**The problem:** Give every entry again, word for word.

(Collected data)
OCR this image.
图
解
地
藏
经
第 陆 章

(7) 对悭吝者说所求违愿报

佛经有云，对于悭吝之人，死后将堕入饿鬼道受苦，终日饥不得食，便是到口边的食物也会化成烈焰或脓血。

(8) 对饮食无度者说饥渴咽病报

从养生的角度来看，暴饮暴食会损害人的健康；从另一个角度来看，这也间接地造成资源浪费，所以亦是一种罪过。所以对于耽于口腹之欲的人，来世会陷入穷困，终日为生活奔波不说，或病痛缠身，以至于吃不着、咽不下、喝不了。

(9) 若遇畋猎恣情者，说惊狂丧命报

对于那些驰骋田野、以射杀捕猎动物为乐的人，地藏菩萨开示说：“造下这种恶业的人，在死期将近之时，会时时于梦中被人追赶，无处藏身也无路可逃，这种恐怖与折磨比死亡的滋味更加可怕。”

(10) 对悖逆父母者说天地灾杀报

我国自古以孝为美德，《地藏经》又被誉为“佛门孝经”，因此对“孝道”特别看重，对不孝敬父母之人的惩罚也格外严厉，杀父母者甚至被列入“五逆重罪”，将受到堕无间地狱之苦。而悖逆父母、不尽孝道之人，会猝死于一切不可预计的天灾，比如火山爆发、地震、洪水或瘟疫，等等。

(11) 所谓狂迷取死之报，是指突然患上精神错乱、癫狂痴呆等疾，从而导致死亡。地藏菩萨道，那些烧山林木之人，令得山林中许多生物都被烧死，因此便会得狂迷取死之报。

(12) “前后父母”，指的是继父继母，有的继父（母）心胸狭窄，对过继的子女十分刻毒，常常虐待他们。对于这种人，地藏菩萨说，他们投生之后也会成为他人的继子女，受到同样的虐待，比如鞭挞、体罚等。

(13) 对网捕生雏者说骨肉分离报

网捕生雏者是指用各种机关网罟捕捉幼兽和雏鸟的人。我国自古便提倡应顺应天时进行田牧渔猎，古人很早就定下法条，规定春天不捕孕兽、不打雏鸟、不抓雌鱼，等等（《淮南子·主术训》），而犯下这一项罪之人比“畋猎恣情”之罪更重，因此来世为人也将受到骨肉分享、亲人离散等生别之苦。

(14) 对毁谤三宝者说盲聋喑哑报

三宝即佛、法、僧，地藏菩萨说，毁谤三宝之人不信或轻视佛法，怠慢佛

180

**Expected answer:**
OCR this image.
图
解
地
藏
经
第 陆 章

(7) 对悭吝者说所求违愿报

佛经有云，对于悭吝之人，死后将堕入饿鬼道受苦，终日饥不得食，便是到口边的食物也会化成烈焰或脓血。

(8) 对饮食无度者说饥渴咽病报

从养生的角度来看，暴饮暴食会损害人的健康；从另一个角度来看，这也间接地造成资源浪费，所以亦是一种罪过。所以对于耽于口腹之欲的人，来世会陷入穷困，终日为生活奔波不说，或病痛缠身，以至于吃不着、咽不下、喝不了。

(9) 若遇畋猎恣情者，说惊狂丧命报

对于那些驰骋田野、以射杀捕猎动物为乐的人，地藏菩萨开示说：“造下这种恶业的人，在死期将近之时，会时时于梦中被人追赶，无处藏身也无路可逃，这种恐怖与折磨比死亡的滋味更加可怕。”

(10) 对悖逆父母者说天地灾杀报

我国自古以孝为美德，《地藏经》又被誉为“佛门孝经”，因此对“孝道”特别看重，对不孝敬父母之人的惩罚也格外严厉，杀父母者甚至被列入“五逆重罪”，将受到堕无间地狱之苦。而悖逆父母、不尽孝道之人，会猝死于一切不可预计的天灾，比如火山爆发、地震、洪水或瘟疫，等等。

(11) 所谓狂迷取死之报，是指突然患上精神错乱、癫狂痴呆等疾，从而导致死亡。地藏菩萨道，那些烧山林木之人，令得山林中许多生物都被烧死，因此便会得狂迷取死之报。

(12) “前后父母”，指的是继父继母，有的继父（母）心胸狭窄，对过继的子女十分刻毒，常常虐待他们。对于这种人，地藏菩萨说，他们投生之后也会成为他人的继子女，受到同样的虐待，比如鞭挞、体罚等。

(13) 对网捕生雏者说骨肉分离报

网捕生雏者是指用各种机关网罟捕捉幼兽和雏鸟的人。我国自古便提倡应顺应天时进行田牧渔猎，古人很早就定下法条，规定春天不捕孕兽、不打雏鸟、不抓雌鱼，等等（《淮南子·主术训》），而犯下这一项罪之人比“畋猎恣情”之罪更重，因此来世为人也将受到骨肉分享、亲人离散等生别之苦。

(14) 对毁谤三宝者说盲聋喑哑报

三宝即佛、法、僧，地藏菩萨说，毁谤三宝之人不信或轻视佛法，怠慢佛

180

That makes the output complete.